Identify all lines in the data containing the string "Group". Copy them out.

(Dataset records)
--------

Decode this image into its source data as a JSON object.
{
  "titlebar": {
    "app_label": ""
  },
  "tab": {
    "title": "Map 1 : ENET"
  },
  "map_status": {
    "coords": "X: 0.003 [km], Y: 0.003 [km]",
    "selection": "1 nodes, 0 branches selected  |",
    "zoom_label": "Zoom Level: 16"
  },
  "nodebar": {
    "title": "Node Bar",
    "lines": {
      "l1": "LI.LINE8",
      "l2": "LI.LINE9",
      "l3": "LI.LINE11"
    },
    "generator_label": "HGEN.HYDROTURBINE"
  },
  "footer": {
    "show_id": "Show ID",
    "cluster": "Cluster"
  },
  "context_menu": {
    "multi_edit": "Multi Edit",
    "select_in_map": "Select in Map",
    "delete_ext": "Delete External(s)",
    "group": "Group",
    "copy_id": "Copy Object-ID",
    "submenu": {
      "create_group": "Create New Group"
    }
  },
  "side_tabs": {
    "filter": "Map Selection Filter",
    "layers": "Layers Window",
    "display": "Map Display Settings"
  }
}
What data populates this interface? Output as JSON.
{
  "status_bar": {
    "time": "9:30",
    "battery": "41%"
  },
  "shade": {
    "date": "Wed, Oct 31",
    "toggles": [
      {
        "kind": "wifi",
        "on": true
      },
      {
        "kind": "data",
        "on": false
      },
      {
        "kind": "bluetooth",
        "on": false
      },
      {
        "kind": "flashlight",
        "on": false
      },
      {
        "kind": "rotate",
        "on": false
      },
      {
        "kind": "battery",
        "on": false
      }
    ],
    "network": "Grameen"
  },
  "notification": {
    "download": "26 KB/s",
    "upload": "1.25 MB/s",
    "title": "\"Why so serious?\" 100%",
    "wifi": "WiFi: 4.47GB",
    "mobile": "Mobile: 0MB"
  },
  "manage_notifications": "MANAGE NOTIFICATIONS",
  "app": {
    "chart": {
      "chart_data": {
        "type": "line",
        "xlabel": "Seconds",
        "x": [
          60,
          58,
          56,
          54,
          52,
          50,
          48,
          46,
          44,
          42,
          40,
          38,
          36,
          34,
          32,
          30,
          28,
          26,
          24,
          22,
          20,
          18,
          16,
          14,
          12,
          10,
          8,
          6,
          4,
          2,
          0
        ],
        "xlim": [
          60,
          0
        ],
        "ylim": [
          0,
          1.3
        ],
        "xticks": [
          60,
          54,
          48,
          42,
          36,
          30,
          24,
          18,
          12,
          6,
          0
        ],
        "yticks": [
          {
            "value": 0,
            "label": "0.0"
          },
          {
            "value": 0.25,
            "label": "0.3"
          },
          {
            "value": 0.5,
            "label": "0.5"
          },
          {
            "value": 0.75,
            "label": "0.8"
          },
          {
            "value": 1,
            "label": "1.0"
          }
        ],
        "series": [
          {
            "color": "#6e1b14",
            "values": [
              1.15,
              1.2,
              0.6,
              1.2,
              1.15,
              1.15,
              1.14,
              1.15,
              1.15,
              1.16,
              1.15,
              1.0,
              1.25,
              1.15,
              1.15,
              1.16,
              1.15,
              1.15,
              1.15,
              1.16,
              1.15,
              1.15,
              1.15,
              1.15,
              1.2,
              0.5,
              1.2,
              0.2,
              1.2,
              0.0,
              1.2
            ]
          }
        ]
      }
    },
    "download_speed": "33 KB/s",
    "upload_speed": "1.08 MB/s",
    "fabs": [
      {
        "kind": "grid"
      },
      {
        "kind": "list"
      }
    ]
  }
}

--------

• _TASK OUTPUT_
    "group": "Group",
      "create_group": "Create New Group"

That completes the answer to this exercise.